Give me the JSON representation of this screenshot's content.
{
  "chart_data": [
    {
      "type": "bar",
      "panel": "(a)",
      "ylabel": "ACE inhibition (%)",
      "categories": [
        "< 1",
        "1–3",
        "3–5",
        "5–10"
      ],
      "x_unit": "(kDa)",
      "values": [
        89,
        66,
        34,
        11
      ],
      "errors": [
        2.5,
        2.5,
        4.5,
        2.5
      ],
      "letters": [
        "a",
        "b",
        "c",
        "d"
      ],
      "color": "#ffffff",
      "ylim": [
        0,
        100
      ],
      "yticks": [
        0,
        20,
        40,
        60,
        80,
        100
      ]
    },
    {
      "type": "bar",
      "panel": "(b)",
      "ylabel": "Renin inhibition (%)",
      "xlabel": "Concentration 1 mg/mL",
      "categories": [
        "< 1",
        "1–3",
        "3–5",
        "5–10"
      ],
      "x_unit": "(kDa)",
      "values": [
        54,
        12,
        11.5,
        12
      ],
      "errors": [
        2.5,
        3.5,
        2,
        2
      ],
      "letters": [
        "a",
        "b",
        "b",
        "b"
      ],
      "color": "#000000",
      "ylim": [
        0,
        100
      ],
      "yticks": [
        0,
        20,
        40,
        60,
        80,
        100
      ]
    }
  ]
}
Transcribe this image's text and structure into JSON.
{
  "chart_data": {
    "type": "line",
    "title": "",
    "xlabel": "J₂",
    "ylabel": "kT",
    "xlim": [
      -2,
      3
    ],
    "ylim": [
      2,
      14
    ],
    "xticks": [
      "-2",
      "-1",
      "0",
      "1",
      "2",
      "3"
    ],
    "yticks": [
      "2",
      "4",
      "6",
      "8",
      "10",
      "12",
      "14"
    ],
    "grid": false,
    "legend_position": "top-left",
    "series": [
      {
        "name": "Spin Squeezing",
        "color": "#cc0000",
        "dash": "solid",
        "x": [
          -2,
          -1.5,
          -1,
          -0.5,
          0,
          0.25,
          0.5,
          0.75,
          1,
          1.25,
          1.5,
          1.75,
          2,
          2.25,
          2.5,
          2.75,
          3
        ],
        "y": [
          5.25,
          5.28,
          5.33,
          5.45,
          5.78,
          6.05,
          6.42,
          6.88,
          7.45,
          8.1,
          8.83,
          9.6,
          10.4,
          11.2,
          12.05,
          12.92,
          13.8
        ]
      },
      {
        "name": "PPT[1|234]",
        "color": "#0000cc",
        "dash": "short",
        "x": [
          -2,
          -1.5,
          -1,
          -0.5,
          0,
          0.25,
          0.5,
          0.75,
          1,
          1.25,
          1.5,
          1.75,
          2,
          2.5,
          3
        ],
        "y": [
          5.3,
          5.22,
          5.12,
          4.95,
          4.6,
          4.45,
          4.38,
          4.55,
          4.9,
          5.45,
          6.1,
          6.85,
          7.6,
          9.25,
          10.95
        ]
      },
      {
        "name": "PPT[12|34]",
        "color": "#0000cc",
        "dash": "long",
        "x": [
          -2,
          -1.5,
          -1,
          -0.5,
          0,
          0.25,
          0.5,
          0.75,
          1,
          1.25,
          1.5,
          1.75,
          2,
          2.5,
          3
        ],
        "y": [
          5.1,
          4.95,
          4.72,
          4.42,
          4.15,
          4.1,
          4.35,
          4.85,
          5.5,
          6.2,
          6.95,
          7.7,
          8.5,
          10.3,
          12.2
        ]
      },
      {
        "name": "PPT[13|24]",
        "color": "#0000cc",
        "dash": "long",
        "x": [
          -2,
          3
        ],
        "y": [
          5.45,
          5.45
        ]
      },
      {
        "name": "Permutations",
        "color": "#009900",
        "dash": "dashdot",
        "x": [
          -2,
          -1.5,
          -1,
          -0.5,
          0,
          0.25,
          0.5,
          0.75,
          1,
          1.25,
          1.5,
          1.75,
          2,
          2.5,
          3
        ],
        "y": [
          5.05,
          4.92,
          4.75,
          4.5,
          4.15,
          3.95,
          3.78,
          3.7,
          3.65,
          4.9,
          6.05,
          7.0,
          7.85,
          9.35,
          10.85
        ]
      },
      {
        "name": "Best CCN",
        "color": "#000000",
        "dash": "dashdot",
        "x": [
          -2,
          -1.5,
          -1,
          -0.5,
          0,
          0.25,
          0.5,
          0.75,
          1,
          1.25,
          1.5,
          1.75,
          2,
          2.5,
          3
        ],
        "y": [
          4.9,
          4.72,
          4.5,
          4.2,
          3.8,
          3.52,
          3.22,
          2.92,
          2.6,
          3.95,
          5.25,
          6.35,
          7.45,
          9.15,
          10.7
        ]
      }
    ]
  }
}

--

• _Given request_
The data above must be returned in full, exactly as written.

• _Response below_
Give me the JSON representation of this screenshot's content.
{
  "chart_data": [
    {
      "type": "bar",
      "panel": "(a)",
      "ylabel": "ACE inhibition (%)",
      "categories": [
        "< 1",
        "1–3",
        "3–5",
        "5–10"
      ],
      "x_unit": "(kDa)",
      "values": [
        89,
        66,
        34,
        11
      ],
      "errors": [
        2.5,
        2.5,
        4.5,
        2.5
      ],
      "letters": [
        "a",
        "b",
        "c",
        "d"
      ],
      "color": "#ffffff",
      "ylim": [
        0,
        100
      ],
      "yticks": [
        0,
        20,
        40,
        60,
        80,
        100
      ]
    },
    {
      "type": "bar",
      "panel": "(b)",
      "ylabel": "Renin inhibition (%)",
      "xlabel": "Concentration 1 mg/mL",
      "categories": [
        "< 1",
        "1–3",
        "3–5",
        "5–10"
      ],
      "x_unit": "(kDa)",
      "values": [
        54,
        12,
        11.5,
        12
      ],
      "errors": [
        2.5,
        3.5,
        2,
        2
      ],
      "letters": [
        "a",
        "b",
        "b",
        "b"
      ],
      "color": "#000000",
      "ylim": [
        0,
        100
      ],
      "yticks": [
        0,
        20,
        40,
        60,
        80,
        100
      ]
    }
  ]
}
Transcribe this image's text and structure into JSON.
{
  "chart_data": {
    "type": "line",
    "title": "",
    "xlabel": "J₂",
    "ylabel": "kT",
    "xlim": [
      -2,
      3
    ],
    "ylim": [
      2,
      14
    ],
    "xticks": [
      "-2",
      "-1",
      "0",
      "1",
      "2",
      "3"
    ],
    "yticks": [
      "2",
      "4",
      "6",
      "8",
      "10",
      "12",
      "14"
    ],
    "grid": false,
    "legend_position": "top-left",
    "series": [
      {
        "name": "Spin Squeezing",
        "color": "#cc0000",
        "dash": "solid",
        "x": [
          -2,
          -1.5,
          -1,
          -0.5,
          0,
          0.25,
          0.5,
          0.75,
          1,
          1.25,
          1.5,
          1.75,
          2,
          2.25,
          2.5,
          2.75,
          3
        ],
        "y": [
          5.25,
          5.28,
          5.33,
          5.45,
          5.78,
          6.05,
          6.42,
          6.88,
          7.45,
          8.1,
          8.83,
          9.6,
          10.4,
          11.2,
          12.05,
          12.92,
          13.8
        ]
      },
      {
        "name": "PPT[1|234]",
        "color": "#0000cc",
        "dash": "short",
        "x": [
          -2,
          -1.5,
          -1,
          -0.5,
          0,
          0.25,
          0.5,
          0.75,
          1,
          1.25,
          1.5,
          1.75,
          2,
          2.5,
          3
        ],
        "y": [
          5.3,
          5.22,
          5.12,
          4.95,
          4.6,
          4.45,
          4.38,
          4.55,
          4.9,
          5.45,
          6.1,
          6.85,
          7.6,
          9.25,
          10.95
        ]
      },
      {
        "name": "PPT[12|34]",
        "color": "#0000cc",
        "dash": "long",
        "x": [
          -2,
          -1.5,
          -1,
          -0.5,
          0,
          0.25,
          0.5,
          0.75,
          1,
          1.25,
          1.5,
          1.75,
          2,
          2.5,
          3
        ],
        "y": [
          5.1,
          4.95,
          4.72,
          4.42,
          4.15,
          4.1,
          4.35,
          4.85,
          5.5,
          6.2,
          6.95,
          7.7,
          8.5,
          10.3,
          12.2
        ]
      },
      {
        "name": "PPT[13|24]",
        "color": "#0000cc",
        "dash": "long",
        "x": [
          -2,
          3
        ],
        "y": [
          5.45,
          5.45
        ]
      },
      {
        "name": "Permutations",
        "color": "#009900",
        "dash": "dashdot",
        "x": [
          -2,
          -1.5,
          -1,
          -0.5,
          0,
          0.25,
          0.5,
          0.75,
          1,
          1.25,
          1.5,
          1.75,
          2,
          2.5,
          3
        ],
        "y": [
          5.05,
          4.92,
          4.75,
          4.5,
          4.15,
          3.95,
          3.78,
          3.7,
          3.65,
          4.9,
          6.05,
          7.0,
          7.85,
          9.35,
          10.85
        ]
      },
      {
        "name": "Best CCN",
        "color": "#000000",
        "dash": "dashdot",
        "x": [
          -2,
          -1.5,
          -1,
          -0.5,
          0,
          0.25,
          0.5,
          0.75,
          1,
          1.25,
          1.5,
          1.75,
          2,
          2.5,
          3
        ],
        "y": [
          4.9,
          4.72,
          4.5,
          4.2,
          3.8,
          3.52,
          3.22,
          2.92,
          2.6,
          3.95,
          5.25,
          6.35,
          7.45,
          9.15,
          10.7
        ]
      }
    ]
  }
}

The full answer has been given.